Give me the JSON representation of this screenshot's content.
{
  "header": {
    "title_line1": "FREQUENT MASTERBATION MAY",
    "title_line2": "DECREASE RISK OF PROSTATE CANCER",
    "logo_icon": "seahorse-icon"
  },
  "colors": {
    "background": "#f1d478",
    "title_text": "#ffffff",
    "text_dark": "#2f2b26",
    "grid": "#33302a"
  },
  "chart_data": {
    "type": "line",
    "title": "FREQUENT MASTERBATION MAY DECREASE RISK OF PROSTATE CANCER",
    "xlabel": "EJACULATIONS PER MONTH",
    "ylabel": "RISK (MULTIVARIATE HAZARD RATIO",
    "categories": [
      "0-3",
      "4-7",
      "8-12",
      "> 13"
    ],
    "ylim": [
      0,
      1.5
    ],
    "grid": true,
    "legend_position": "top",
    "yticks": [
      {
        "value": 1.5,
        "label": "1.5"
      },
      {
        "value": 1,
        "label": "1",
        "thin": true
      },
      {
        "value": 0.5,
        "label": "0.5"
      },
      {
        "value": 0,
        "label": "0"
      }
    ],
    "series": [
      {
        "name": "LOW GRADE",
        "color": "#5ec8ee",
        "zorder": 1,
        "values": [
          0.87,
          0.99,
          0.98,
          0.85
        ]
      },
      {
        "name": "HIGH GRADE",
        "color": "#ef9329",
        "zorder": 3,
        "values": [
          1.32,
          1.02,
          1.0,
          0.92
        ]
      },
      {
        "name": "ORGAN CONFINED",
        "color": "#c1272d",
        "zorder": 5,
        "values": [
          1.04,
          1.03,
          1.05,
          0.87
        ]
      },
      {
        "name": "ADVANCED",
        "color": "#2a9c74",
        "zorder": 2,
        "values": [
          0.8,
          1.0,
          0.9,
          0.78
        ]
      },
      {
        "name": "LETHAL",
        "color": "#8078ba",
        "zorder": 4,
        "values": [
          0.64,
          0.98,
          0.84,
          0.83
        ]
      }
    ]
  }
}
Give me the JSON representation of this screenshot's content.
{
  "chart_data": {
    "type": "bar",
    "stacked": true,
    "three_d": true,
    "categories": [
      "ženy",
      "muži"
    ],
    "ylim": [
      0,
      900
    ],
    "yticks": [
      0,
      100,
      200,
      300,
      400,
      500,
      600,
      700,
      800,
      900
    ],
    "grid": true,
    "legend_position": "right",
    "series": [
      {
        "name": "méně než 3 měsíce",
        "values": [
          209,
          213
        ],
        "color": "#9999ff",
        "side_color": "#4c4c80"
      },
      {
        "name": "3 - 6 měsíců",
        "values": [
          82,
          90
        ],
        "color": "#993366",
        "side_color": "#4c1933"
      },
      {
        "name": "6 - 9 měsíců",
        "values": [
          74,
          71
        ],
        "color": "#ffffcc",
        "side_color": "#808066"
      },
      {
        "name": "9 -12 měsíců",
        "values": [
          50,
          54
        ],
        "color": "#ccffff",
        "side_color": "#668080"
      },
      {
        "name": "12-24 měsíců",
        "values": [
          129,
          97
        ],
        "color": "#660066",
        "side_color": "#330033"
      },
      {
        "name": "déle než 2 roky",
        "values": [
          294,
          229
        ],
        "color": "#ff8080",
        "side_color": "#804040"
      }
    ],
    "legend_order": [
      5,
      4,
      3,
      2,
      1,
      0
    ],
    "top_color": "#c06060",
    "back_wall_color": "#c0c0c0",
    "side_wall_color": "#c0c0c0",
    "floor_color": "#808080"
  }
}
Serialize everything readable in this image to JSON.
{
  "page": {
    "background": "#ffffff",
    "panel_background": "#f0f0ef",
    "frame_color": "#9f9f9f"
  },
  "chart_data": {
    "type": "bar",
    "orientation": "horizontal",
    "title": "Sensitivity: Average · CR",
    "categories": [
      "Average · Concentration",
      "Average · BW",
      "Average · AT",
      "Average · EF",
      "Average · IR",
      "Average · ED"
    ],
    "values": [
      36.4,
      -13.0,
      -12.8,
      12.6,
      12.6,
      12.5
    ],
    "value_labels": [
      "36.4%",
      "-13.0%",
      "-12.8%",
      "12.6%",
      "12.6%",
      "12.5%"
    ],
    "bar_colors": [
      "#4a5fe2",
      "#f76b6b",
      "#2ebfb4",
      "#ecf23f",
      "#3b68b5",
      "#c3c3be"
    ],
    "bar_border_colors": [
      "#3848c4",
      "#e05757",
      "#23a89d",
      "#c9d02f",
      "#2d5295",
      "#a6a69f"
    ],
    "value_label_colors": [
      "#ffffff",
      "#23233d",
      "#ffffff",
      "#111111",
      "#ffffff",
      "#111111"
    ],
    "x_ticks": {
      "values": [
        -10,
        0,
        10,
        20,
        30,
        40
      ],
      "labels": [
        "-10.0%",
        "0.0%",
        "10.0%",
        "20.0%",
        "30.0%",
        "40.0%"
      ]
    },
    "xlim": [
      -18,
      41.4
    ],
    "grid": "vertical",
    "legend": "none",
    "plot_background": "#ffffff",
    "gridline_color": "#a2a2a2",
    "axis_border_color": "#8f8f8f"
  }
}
------
- Exercise
Quote exactly and only the lines from the one holding "Serialize everything readable" through the end of the data.

- Written response
Serialize everything readable in this image to JSON.
{
  "page": {
    "background": "#ffffff",
    "panel_background": "#f0f0ef",
    "frame_color": "#9f9f9f"
  },
  "chart_data": {
    "type": "bar",
    "orientation": "horizontal",
    "title": "Sensitivity: Average · CR",
    "categories": [
      "Average · Concentration",
      "Average · BW",
      "Average · AT",
      "Average · EF",
      "Average · IR",
      "Average · ED"
    ],
    "values": [
      36.4,
      -13.0,
      -12.8,
      12.6,
      12.6,
      12.5
    ],
    "value_labels": [
      "36.4%",
      "-13.0%",
      "-12.8%",
      "12.6%",
      "12.6%",
      "12.5%"
    ],
    "bar_colors": [
      "#4a5fe2",
      "#f76b6b",
      "#2ebfb4",
      "#ecf23f",
      "#3b68b5",
      "#c3c3be"
    ],
    "bar_border_colors": [
      "#3848c4",
      "#e05757",
      "#23a89d",
      "#c9d02f",
      "#2d5295",
      "#a6a69f"
    ],
    "value_label_colors": [
      "#ffffff",
      "#23233d",
      "#ffffff",
      "#111111",
      "#ffffff",
      "#111111"
    ],
    "x_ticks": {
      "values": [
        -10,
        0,
        10,
        20,
        30,
        40
      ],
      "labels": [
        "-10.0%",
        "0.0%",
        "10.0%",
        "20.0%",
        "30.0%",
        "40.0%"
      ]
    },
    "xlim": [
      -18,
      41.4
    ],
    "grid": "vertical",
    "legend": "none",
    "plot_background": "#ffffff",
    "gridline_color": "#a2a2a2",
    "axis_border_color": "#8f8f8f"
  }
}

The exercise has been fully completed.